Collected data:
-- Start --

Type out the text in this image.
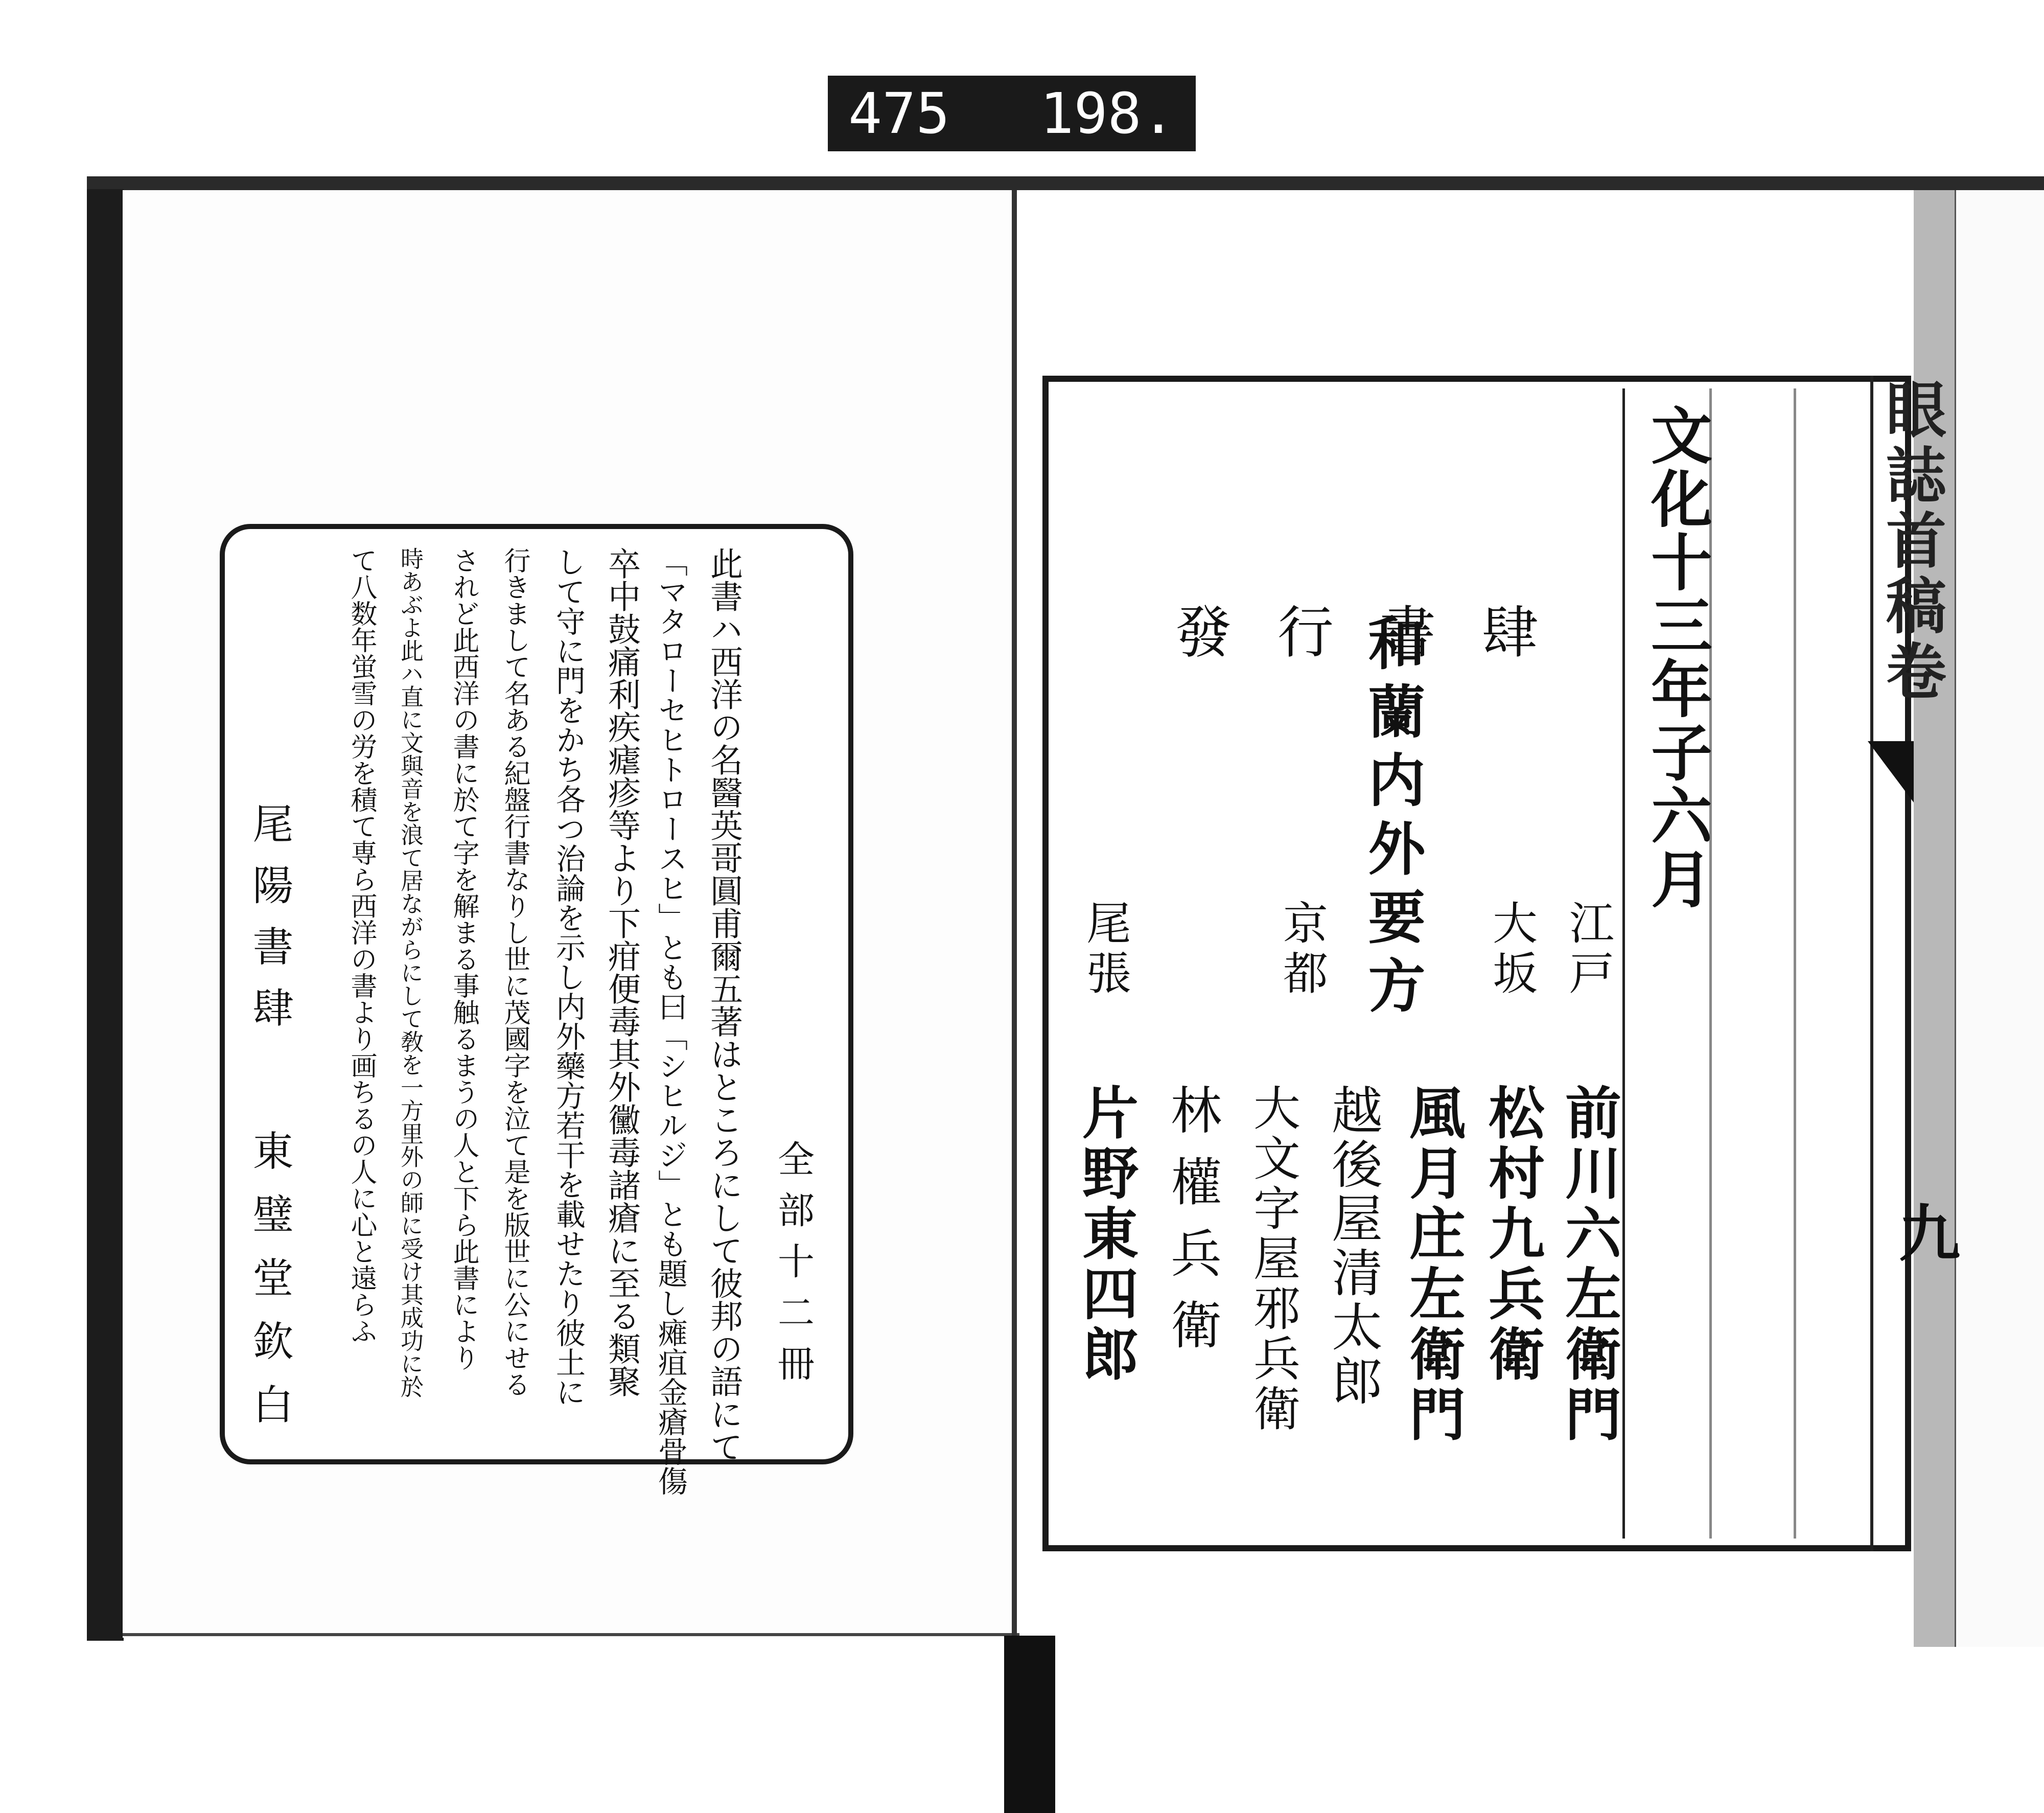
475 198.
和蘭内外要方
全部十二冊
此書ハ西洋の名醫英哥圓甫爾五著はところにして彼邦の語にて
「マタローセヒトロースヒ」とも曰「シヒルジ」とも題し瘫疽金瘡骨傷
卒中鼓痛利疾瘧疹等より下疳便毒其外黴毒諸瘡に至る類聚
して守に門をかち各つ治論を示し内外藥方若干を載せたり彼土に
行きまして名ある紀盤行書なりし世に茂國字を泣て是を版世に公にせる
されど此西洋の書に於て字を解まる事触るまうの人と下ら此書により
時あぶよ此ハ直に文與音を浪て居ながらにして敎を一方里外の師に受け其成功に於
て八数年蛍雪の労を積て専ら西洋の書より画ちるの人に心と遠らふ
尾陽書肆
東璧堂欽白
文化十三年子六月
發行書肆
江戸
前川六左衛門
大坂
松村九兵衛
風月庄左衛門
京都
越後屋清太郎
大文字屋邪兵衛
林權兵衛
尾張
片野東四郎
眼誌首稿卷
九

-- End --

> _Problem_
Set down the lines of the records above exactly, apart from the pictures.

> _Completed task_
Type out the text in this image.
475 198.
和蘭内外要方
全部十二冊
此書ハ西洋の名醫英哥圓甫爾五著はところにして彼邦の語にて
「マタローセヒトロースヒ」とも曰「シヒルジ」とも題し瘫疽金瘡骨傷
卒中鼓痛利疾瘧疹等より下疳便毒其外黴毒諸瘡に至る類聚
して守に門をかち各つ治論を示し内外藥方若干を載せたり彼土に
行きまして名ある紀盤行書なりし世に茂國字を泣て是を版世に公にせる
されど此西洋の書に於て字を解まる事触るまうの人と下ら此書により
時あぶよ此ハ直に文與音を浪て居ながらにして敎を一方里外の師に受け其成功に於
て八数年蛍雪の労を積て専ら西洋の書より画ちるの人に心と遠らふ
尾陽書肆
東璧堂欽白
文化十三年子六月
發行書肆
江戸
前川六左衛門
大坂
松村九兵衛
風月庄左衛門
京都
越後屋清太郎
大文字屋邪兵衛
林權兵衛
尾張
片野東四郎
眼誌首稿卷
九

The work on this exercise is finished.